Exercise directions: What follows is a listing; give it again exactly, in its entirety.

Available records:
━━━━━━━━
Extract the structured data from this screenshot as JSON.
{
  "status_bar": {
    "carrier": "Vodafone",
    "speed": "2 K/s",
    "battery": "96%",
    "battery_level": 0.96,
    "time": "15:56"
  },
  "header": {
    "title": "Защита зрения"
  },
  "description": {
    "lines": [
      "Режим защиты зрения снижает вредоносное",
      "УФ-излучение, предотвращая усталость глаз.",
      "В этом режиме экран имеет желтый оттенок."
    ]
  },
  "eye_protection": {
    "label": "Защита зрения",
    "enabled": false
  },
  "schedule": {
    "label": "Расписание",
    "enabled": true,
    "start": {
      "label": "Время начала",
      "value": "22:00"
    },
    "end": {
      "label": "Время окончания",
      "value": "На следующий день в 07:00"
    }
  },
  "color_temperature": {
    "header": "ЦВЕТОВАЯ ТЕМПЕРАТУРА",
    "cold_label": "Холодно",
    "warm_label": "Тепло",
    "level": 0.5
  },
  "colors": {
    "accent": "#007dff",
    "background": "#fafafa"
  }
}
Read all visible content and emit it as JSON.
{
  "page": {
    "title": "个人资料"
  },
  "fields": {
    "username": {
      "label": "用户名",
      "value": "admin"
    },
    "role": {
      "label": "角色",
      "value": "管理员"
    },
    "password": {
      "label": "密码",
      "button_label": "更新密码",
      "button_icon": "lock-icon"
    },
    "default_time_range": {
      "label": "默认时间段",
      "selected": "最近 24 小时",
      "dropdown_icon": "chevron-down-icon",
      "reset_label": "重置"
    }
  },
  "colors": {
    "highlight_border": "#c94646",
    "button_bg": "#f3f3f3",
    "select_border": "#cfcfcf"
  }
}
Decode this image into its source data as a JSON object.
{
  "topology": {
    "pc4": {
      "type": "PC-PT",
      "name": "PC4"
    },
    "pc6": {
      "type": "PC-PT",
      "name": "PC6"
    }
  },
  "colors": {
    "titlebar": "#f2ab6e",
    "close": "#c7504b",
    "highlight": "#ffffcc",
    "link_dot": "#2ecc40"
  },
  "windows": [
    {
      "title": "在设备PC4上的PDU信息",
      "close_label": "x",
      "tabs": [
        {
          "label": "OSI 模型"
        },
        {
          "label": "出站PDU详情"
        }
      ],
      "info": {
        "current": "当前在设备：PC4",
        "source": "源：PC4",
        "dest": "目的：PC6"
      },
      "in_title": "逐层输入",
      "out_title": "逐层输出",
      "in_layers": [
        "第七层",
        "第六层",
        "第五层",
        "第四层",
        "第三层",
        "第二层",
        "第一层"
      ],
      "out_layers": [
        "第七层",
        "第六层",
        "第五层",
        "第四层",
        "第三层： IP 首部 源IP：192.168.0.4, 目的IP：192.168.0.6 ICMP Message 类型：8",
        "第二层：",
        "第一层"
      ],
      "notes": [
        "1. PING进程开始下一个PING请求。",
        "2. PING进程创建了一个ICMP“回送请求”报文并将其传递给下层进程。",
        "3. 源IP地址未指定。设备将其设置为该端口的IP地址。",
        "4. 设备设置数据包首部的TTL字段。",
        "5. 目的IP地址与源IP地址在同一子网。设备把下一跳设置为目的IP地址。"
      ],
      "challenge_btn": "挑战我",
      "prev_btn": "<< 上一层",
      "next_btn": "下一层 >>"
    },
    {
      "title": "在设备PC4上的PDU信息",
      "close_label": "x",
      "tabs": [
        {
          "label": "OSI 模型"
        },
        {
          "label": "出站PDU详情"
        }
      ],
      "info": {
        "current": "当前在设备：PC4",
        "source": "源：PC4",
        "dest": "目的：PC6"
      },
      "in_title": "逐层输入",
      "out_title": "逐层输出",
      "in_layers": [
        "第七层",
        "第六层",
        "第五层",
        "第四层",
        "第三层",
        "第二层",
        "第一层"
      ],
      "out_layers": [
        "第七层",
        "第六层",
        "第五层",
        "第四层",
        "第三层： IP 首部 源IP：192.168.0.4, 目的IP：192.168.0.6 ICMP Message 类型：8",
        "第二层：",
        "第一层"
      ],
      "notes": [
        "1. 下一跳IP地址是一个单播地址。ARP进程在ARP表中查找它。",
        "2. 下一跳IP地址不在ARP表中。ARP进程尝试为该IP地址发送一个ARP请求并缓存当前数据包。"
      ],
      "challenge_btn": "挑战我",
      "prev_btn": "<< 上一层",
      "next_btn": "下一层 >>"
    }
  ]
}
━━━━━━━━
Solution for this task:
Extract the structured data from this screenshot as JSON.
{
  "status_bar": {
    "carrier": "Vodafone",
    "speed": "2 K/s",
    "battery": "96%",
    "battery_level": 0.96,
    "time": "15:56"
  },
  "header": {
    "title": "Защита зрения"
  },
  "description": {
    "lines": [
      "Режим защиты зрения снижает вредоносное",
      "УФ-излучение, предотвращая усталость глаз.",
      "В этом режиме экран имеет желтый оттенок."
    ]
  },
  "eye_protection": {
    "label": "Защита зрения",
    "enabled": false
  },
  "schedule": {
    "label": "Расписание",
    "enabled": true,
    "start": {
      "label": "Время начала",
      "value": "22:00"
    },
    "end": {
      "label": "Время окончания",
      "value": "На следующий день в 07:00"
    }
  },
  "color_temperature": {
    "header": "ЦВЕТОВАЯ ТЕМПЕРАТУРА",
    "cold_label": "Холодно",
    "warm_label": "Тепло",
    "level": 0.5
  },
  "colors": {
    "accent": "#007dff",
    "background": "#fafafa"
  }
}
Read all visible content and emit it as JSON.
{
  "page": {
    "title": "个人资料"
  },
  "fields": {
    "username": {
      "label": "用户名",
      "value": "admin"
    },
    "role": {
      "label": "角色",
      "value": "管理员"
    },
    "password": {
      "label": "密码",
      "button_label": "更新密码",
      "button_icon": "lock-icon"
    },
    "default_time_range": {
      "label": "默认时间段",
      "selected": "最近 24 小时",
      "dropdown_icon": "chevron-down-icon",
      "reset_label": "重置"
    }
  },
  "colors": {
    "highlight_border": "#c94646",
    "button_bg": "#f3f3f3",
    "select_border": "#cfcfcf"
  }
}
Decode this image into its source data as a JSON object.
{
  "topology": {
    "pc4": {
      "type": "PC-PT",
      "name": "PC4"
    },
    "pc6": {
      "type": "PC-PT",
      "name": "PC6"
    }
  },
  "colors": {
    "titlebar": "#f2ab6e",
    "close": "#c7504b",
    "highlight": "#ffffcc",
    "link_dot": "#2ecc40"
  },
  "windows": [
    {
      "title": "在设备PC4上的PDU信息",
      "close_label": "x",
      "tabs": [
        {
          "label": "OSI 模型"
        },
        {
          "label": "出站PDU详情"
        }
      ],
      "info": {
        "current": "当前在设备：PC4",
        "source": "源：PC4",
        "dest": "目的：PC6"
      },
      "in_title": "逐层输入",
      "out_title": "逐层输出",
      "in_layers": [
        "第七层",
        "第六层",
        "第五层",
        "第四层",
        "第三层",
        "第二层",
        "第一层"
      ],
      "out_layers": [
        "第七层",
        "第六层",
        "第五层",
        "第四层",
        "第三层： IP 首部 源IP：192.168.0.4, 目的IP：192.168.0.6 ICMP Message 类型：8",
        "第二层：",
        "第一层"
      ],
      "notes": [
        "1. PING进程开始下一个PING请求。",
        "2. PING进程创建了一个ICMP“回送请求”报文并将其传递给下层进程。",
        "3. 源IP地址未指定。设备将其设置为该端口的IP地址。",
        "4. 设备设置数据包首部的TTL字段。",
        "5. 目的IP地址与源IP地址在同一子网。设备把下一跳设置为目的IP地址。"
      ],
      "challenge_btn": "挑战我",
      "prev_btn": "<< 上一层",
      "next_btn": "下一层 >>"
    },
    {
      "title": "在设备PC4上的PDU信息",
      "close_label": "x",
      "tabs": [
        {
          "label": "OSI 模型"
        },
        {
          "label": "出站PDU详情"
        }
      ],
      "info": {
        "current": "当前在设备：PC4",
        "source": "源：PC4",
        "dest": "目的：PC6"
      },
      "in_title": "逐层输入",
      "out_title": "逐层输出",
      "in_layers": [
        "第七层",
        "第六层",
        "第五层",
        "第四层",
        "第三层",
        "第二层",
        "第一层"
      ],
      "out_layers": [
        "第七层",
        "第六层",
        "第五层",
        "第四层",
        "第三层： IP 首部 源IP：192.168.0.4, 目的IP：192.168.0.6 ICMP Message 类型：8",
        "第二层：",
        "第一层"
      ],
      "notes": [
        "1. 下一跳IP地址是一个单播地址。ARP进程在ARP表中查找它。",
        "2. 下一跳IP地址不在ARP表中。ARP进程尝试为该IP地址发送一个ARP请求并缓存当前数据包。"
      ],
      "challenge_btn": "挑战我",
      "prev_btn": "<< 上一层",
      "next_btn": "下一层 >>"
    }
  ]
}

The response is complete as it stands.